## [Records to process]
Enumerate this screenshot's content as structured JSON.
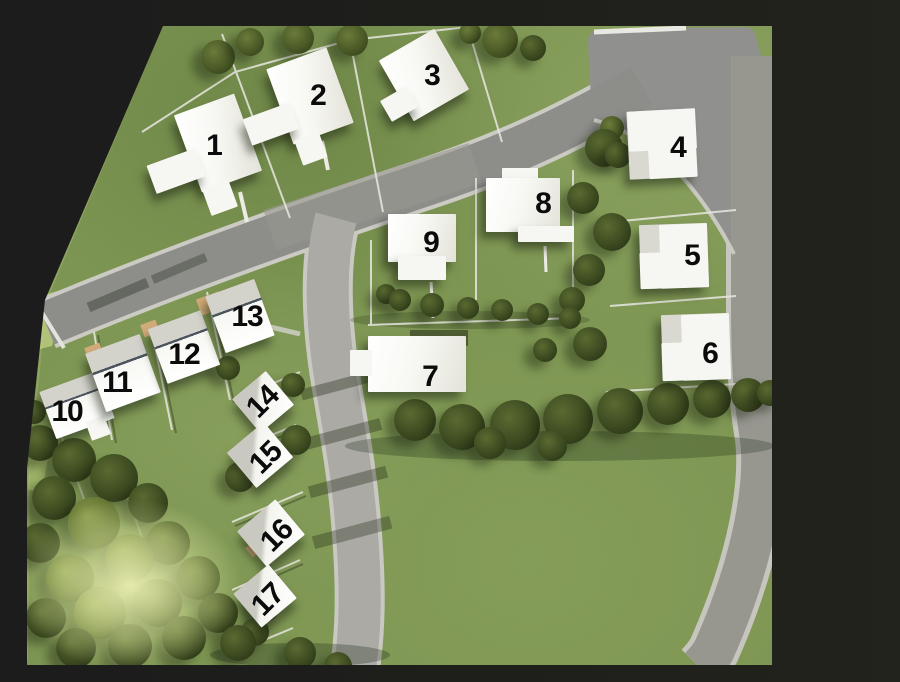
{
  "meta": {
    "description": "3D aerial rendering of a residential subdivision site plan with numbered lots",
    "style": "architectural-render"
  },
  "site": {
    "lot_count": 17,
    "lots": [
      {
        "number": "1"
      },
      {
        "number": "2"
      },
      {
        "number": "3"
      },
      {
        "number": "4"
      },
      {
        "number": "5"
      },
      {
        "number": "6"
      },
      {
        "number": "7"
      },
      {
        "number": "8"
      },
      {
        "number": "9"
      },
      {
        "number": "10"
      },
      {
        "number": "11"
      },
      {
        "number": "12"
      },
      {
        "number": "13"
      },
      {
        "number": "14"
      },
      {
        "number": "15"
      },
      {
        "number": "16"
      },
      {
        "number": "17"
      }
    ]
  },
  "colors": {
    "background": "#1e1e1b",
    "grass": "#7d9552",
    "road": "#8d8d8a",
    "curb": "#cbcbc4",
    "house": "#f6f6f2",
    "tree": "#46541f",
    "driveway": "#d2ab7a",
    "lot_line": "#e8e8e1"
  }
}
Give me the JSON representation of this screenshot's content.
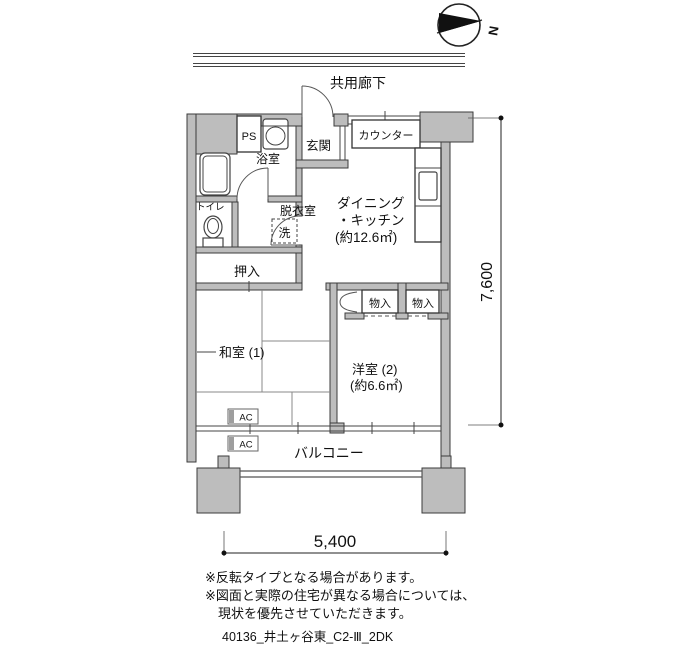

## [Task]
Except for the pictures, print the data above exactly.

## [Finished task]
Enumerate this screenshot's content as structured JSON.
{
  "meta": {
    "description": "3D aerial rendering of a residential subdivision site plan with numbered lots",
    "style": "architectural-render"
  },
  "site": {
    "lot_count": 17,
    "lots": [
      {
        "number": "1"
      },
      {
        "number": "2"
      },
      {
        "number": "3"
      },
      {
        "number": "4"
      },
      {
        "number": "5"
      },
      {
        "number": "6"
      },
      {
        "number": "7"
      },
      {
        "number": "8"
      },
      {
        "number": "9"
      },
      {
        "number": "10"
      },
      {
        "number": "11"
      },
      {
        "number": "12"
      },
      {
        "number": "13"
      },
      {
        "number": "14"
      },
      {
        "number": "15"
      },
      {
        "number": "16"
      },
      {
        "number": "17"
      }
    ]
  },
  "colors": {
    "background": "#1e1e1b",
    "grass": "#7d9552",
    "road": "#8d8d8a",
    "curb": "#cbcbc4",
    "house": "#f6f6f2",
    "tree": "#46541f",
    "driveway": "#d2ab7a",
    "lot_line": "#e8e8e1"
  }
}
Give me the JSON representation of this screenshot's content.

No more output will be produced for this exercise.